**WHAT YOU ARE ASKED TO DO**
Say how many lines of these entries include the word "Fraction", and answer with the number alone.

**INPUT DATA**

####################

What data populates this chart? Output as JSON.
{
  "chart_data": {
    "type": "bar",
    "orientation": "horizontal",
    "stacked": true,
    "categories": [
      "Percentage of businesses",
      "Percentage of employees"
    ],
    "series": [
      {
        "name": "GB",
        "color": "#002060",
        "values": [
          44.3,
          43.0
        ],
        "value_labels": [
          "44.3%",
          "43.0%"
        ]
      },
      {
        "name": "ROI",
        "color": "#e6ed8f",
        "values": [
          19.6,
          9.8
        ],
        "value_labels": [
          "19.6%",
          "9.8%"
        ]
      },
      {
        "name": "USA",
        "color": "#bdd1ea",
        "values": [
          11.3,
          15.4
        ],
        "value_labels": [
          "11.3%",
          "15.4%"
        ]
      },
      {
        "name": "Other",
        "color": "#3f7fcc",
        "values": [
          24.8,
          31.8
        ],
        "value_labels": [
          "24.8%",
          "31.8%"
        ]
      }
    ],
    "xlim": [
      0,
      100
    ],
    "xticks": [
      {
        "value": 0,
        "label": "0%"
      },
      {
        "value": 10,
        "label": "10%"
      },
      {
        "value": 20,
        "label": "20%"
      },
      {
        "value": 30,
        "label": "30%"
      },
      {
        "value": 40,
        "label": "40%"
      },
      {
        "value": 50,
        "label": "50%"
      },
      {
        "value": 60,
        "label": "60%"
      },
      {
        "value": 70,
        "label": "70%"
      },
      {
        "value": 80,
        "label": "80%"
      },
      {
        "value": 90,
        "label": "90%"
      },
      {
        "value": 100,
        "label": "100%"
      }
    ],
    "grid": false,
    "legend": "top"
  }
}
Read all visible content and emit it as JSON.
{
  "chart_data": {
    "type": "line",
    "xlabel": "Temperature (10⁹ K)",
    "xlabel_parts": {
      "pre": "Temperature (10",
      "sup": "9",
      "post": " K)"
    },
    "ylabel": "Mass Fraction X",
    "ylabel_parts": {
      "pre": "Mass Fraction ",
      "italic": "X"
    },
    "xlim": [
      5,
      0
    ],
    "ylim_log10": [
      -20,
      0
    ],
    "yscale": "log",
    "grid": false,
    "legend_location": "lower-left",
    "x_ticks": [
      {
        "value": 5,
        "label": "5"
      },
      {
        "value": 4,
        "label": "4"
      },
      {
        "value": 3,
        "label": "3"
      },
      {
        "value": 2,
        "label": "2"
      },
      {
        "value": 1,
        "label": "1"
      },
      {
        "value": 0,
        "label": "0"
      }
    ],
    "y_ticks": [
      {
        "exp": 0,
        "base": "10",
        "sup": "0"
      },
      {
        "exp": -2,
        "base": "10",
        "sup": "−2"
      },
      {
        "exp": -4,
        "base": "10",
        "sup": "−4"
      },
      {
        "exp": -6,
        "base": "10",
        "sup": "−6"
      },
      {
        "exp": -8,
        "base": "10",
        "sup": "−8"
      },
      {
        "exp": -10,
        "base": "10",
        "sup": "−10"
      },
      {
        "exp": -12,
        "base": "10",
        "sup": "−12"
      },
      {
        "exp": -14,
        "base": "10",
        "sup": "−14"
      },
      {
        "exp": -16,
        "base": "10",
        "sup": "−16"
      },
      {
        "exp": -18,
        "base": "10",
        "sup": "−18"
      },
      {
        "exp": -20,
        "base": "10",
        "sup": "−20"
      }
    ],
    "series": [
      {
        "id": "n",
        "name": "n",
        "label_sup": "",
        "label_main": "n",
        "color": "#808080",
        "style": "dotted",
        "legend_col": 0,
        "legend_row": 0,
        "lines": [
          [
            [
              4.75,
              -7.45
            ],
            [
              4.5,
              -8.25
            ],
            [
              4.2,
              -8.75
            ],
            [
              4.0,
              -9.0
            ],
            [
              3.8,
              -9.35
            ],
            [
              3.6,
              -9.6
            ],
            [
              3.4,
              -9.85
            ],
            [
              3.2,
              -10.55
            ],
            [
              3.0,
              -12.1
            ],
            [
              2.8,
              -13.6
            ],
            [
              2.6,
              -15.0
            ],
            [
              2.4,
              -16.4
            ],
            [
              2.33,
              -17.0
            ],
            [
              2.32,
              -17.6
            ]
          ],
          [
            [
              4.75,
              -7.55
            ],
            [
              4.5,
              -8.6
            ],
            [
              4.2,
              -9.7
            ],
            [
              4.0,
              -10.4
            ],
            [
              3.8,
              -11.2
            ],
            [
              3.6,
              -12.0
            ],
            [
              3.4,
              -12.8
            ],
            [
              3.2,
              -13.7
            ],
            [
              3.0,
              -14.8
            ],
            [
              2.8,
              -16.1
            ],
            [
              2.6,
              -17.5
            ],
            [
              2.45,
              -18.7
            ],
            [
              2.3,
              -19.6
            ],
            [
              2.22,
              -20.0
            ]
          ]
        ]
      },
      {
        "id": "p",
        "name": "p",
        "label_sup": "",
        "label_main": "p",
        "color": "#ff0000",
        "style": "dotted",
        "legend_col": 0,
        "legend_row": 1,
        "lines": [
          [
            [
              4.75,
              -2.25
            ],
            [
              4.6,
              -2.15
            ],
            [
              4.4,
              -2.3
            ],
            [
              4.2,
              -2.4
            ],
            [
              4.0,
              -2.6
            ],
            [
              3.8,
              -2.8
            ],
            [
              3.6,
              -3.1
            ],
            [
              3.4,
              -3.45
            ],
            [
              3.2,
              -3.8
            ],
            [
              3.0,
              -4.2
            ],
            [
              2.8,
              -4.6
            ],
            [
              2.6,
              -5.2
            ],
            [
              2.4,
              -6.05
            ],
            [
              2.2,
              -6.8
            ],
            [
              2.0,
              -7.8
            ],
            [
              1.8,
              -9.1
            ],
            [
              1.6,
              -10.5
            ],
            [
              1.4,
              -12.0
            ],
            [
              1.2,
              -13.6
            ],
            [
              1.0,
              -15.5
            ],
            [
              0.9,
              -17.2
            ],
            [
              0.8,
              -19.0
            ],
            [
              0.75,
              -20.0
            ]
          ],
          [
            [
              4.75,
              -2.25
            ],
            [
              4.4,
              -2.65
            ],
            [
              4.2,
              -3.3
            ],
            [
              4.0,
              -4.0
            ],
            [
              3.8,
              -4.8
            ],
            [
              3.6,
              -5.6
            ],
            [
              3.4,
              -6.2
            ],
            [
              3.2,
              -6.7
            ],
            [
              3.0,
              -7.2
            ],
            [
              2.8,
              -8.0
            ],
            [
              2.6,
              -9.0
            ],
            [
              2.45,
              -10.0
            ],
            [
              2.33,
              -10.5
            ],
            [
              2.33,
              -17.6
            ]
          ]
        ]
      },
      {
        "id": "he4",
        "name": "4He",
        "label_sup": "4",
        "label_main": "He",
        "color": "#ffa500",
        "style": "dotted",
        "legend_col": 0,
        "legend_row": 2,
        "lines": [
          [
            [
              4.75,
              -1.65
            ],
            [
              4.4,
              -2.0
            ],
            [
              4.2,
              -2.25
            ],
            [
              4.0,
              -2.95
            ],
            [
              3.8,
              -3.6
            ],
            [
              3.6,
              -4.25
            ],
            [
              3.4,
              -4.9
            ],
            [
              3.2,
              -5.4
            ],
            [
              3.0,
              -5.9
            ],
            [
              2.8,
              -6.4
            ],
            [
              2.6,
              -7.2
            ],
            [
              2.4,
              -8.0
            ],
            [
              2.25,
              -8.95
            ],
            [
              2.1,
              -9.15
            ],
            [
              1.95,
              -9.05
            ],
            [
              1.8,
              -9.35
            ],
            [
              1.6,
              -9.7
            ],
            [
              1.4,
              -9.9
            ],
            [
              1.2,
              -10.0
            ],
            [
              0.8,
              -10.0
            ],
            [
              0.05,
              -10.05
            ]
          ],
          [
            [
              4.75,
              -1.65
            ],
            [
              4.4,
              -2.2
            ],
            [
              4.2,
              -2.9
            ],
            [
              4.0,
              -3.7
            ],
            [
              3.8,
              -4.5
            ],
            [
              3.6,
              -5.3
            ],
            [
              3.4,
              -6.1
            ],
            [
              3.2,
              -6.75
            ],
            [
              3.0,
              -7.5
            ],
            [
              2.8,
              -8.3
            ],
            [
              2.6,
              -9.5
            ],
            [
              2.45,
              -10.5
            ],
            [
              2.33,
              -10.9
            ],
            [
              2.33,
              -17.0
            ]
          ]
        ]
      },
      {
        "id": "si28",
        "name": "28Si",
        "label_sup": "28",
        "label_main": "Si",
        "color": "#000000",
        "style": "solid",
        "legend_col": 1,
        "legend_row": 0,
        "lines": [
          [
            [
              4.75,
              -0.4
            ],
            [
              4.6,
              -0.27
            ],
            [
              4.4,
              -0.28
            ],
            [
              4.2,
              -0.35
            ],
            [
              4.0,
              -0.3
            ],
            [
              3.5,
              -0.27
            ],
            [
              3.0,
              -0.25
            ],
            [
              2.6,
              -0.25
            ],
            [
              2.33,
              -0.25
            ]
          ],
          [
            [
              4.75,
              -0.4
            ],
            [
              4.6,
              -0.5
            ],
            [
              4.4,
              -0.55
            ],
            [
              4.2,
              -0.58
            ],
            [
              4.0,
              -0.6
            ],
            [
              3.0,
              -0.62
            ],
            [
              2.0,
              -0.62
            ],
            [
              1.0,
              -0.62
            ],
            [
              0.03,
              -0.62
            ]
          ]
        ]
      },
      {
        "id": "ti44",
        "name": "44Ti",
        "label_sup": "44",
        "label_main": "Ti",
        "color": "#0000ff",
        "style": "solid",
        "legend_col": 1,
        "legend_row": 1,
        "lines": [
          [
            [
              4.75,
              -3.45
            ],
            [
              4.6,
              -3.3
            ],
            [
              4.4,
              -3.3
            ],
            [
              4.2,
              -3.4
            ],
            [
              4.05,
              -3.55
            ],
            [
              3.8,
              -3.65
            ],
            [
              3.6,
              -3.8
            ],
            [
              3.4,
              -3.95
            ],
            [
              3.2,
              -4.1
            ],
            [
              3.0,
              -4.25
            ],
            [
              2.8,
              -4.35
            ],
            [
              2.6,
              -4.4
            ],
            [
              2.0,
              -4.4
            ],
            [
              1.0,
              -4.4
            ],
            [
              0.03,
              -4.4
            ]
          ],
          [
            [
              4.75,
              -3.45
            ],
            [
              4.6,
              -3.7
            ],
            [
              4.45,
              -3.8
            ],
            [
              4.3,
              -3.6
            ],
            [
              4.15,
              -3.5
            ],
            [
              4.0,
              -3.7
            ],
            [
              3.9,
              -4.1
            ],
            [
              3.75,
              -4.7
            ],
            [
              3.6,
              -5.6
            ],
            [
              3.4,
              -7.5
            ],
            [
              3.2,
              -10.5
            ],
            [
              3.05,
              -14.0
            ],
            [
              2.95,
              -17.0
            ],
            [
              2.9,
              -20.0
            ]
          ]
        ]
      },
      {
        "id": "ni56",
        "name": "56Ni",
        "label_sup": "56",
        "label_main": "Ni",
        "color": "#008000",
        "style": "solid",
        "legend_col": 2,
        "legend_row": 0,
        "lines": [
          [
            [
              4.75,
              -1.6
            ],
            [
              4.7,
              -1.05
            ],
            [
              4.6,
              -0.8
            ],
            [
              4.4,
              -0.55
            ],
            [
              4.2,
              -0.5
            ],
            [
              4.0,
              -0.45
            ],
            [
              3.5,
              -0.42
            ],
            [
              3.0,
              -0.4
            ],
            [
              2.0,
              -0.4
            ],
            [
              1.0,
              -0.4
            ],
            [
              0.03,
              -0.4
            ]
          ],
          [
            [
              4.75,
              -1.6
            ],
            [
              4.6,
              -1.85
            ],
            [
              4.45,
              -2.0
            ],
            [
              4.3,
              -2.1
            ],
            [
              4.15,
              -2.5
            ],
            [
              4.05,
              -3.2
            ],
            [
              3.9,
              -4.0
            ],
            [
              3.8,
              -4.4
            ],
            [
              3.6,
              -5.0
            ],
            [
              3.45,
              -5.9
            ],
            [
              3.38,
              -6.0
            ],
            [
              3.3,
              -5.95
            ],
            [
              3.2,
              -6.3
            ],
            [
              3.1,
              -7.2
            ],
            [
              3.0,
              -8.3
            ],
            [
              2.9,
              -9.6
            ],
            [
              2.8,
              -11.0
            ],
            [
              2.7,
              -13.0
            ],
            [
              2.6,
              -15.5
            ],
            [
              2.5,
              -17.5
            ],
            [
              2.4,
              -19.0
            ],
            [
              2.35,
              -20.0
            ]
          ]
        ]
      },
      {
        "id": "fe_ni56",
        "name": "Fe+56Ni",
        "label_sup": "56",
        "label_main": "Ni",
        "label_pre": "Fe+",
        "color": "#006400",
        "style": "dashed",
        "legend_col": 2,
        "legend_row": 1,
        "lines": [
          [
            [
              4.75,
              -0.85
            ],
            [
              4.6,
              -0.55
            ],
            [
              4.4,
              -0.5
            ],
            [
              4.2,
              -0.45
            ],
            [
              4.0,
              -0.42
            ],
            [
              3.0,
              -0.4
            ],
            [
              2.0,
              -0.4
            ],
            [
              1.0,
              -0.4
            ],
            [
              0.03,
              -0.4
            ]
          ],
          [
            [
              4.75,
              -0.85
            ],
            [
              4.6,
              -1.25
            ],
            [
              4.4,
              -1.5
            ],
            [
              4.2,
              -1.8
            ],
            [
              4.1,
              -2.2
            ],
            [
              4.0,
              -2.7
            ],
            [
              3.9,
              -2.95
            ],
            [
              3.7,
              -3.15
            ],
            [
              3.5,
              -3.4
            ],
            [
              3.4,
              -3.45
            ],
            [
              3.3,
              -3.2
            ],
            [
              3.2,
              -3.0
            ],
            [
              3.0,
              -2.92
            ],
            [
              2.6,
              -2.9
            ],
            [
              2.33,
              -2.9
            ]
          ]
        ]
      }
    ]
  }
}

####################

**EXERCISE SOLUTION**
2